Passage given
++++++

We get a list containing sub-lists named by all possible interests, and each sub-lists contains all list elements that whose interests include the corresponding interest.

Similar to building nested pipelines in list.group() examples, we can get the people's names in each class.

people %>>%
  list.class(Interests) %>>%
  list.map(. %>>% list.mapv(Name))
# $movies
# [1] "Ken"   "Penny"
# 
# $music
# [1] "Ken"   "James"
# 
# $reading
# [1] "Ken"   "Penny"
# 
# $sports
# [1] "James"

The exactly same logic also applies when we want to know the people's names classified by the name of programming languages as expertise:

people %>>%
  list.class(names(Expertise)) %>>%
  list.map(. %>>% list.mapv(Name))
# $Cpp
# [1] "James" "Penny"
# 
# $CSharp
# [1] "Ken"
# 
# $Java
# [1] "James"
# 
# $Python
# [1] "Ken"   "Penny"
# 
# $R
# [1] "Ken"   "James" "Penny"

list.common

This function returns the common cases by evaluating a given expression for all list elements.

Get the common Interests of all developers.

list.common(people, Interests)
# character(0)

It concludes that no interests are common to every one. Let's see if there is any common programming language they all use.

++++++

Data section
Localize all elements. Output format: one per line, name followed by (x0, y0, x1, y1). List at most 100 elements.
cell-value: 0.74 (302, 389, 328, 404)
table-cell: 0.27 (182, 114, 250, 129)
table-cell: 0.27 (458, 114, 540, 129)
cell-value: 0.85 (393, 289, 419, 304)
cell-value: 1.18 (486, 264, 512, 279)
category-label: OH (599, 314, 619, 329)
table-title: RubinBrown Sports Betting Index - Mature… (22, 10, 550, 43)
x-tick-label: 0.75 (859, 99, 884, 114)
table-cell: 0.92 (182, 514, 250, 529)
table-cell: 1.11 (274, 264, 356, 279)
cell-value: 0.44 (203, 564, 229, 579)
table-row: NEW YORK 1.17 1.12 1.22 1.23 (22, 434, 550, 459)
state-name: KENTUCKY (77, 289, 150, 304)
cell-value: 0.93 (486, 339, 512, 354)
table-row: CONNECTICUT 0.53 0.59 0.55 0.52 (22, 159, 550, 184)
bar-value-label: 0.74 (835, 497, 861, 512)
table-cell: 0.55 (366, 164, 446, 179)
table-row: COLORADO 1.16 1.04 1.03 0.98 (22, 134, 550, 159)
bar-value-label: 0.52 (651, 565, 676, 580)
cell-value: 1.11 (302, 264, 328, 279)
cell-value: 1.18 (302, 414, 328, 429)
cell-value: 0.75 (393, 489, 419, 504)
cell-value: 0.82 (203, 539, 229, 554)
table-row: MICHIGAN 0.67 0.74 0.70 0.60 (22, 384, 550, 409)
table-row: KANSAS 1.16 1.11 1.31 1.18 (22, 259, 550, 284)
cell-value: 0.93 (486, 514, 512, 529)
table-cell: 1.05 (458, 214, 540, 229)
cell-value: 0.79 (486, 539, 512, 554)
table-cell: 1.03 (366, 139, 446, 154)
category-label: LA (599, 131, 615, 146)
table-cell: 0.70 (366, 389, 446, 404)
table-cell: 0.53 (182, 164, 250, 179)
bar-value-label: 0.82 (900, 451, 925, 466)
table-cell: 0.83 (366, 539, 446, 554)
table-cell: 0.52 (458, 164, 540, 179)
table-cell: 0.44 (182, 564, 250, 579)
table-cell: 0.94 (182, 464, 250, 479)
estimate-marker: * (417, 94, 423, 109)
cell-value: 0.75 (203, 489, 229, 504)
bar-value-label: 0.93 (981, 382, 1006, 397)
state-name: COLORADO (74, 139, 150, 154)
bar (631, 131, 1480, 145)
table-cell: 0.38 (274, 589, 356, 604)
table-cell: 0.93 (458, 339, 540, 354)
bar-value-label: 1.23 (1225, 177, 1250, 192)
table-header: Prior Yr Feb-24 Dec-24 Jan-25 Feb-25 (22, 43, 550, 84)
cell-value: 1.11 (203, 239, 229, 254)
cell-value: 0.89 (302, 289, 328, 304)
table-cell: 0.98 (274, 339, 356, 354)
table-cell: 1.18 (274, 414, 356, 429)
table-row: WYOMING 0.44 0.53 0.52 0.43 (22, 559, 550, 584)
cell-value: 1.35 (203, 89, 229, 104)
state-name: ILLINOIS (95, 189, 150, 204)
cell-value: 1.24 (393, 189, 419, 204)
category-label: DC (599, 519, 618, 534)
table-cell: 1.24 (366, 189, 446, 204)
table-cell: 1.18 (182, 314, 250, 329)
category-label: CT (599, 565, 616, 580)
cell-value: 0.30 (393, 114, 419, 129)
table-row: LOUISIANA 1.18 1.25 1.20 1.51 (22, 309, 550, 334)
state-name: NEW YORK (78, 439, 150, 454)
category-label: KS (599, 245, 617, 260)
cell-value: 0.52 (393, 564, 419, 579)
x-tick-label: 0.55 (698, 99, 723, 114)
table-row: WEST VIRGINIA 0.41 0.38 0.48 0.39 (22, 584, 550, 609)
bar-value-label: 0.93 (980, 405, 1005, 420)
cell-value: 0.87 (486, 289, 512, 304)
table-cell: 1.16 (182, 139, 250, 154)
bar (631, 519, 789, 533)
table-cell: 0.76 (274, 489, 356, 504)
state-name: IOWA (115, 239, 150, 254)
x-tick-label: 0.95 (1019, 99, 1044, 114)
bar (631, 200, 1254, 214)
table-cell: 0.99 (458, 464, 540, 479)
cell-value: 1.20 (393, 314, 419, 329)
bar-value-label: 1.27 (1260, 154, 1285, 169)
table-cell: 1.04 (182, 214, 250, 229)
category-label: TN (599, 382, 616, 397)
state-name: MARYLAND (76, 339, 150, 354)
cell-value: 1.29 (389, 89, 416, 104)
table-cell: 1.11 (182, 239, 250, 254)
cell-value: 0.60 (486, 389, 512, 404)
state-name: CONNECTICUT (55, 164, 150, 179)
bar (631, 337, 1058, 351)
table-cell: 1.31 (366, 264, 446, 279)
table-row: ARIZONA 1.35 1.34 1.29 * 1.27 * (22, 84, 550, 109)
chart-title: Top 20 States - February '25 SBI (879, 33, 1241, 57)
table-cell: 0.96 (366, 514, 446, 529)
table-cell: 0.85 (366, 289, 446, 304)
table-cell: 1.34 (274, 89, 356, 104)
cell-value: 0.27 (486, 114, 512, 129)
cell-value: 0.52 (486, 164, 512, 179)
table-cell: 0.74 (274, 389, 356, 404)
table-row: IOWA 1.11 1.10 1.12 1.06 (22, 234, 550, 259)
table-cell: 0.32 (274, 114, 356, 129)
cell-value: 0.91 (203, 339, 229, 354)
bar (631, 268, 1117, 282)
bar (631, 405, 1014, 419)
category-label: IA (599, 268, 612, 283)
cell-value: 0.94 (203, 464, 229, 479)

++++++

Direction 1
In the passage on R list functions, condense the paragraph beginning "We get a list containing sub-lists" into a single shorter sentence that keeps its main facts.
Direction 2
Carry the passage on R list functions forward from its final sentence, showing the next step in the same style of code and commentary.

Task output 1
The result is a list of sub-lists, one for each possible interest, and each sub-list holds every element whose interests include that interest.

Task output 2
list.common(people, names(Expertise))
# [1] "R"

list.table

table() builds a contingency table of the counts at each combination of factor levels using cross-classifying factors. list.table() is a wrapper that creates a table in which each dimension results from the values for an expression.

The function is very handy to serve as a counter. The following examples shows an easy way to know the remainders and the number of integers from 1 to 1000 when each is divided by 3.

list.table(1:1000, . %% 3)
# 
#   0   1   2 
# 333 334 333

For people dataset, we can build a two-dimensional table to show the distribution of number of interests and age.

list.table(people, Interests=length(Interests), Age)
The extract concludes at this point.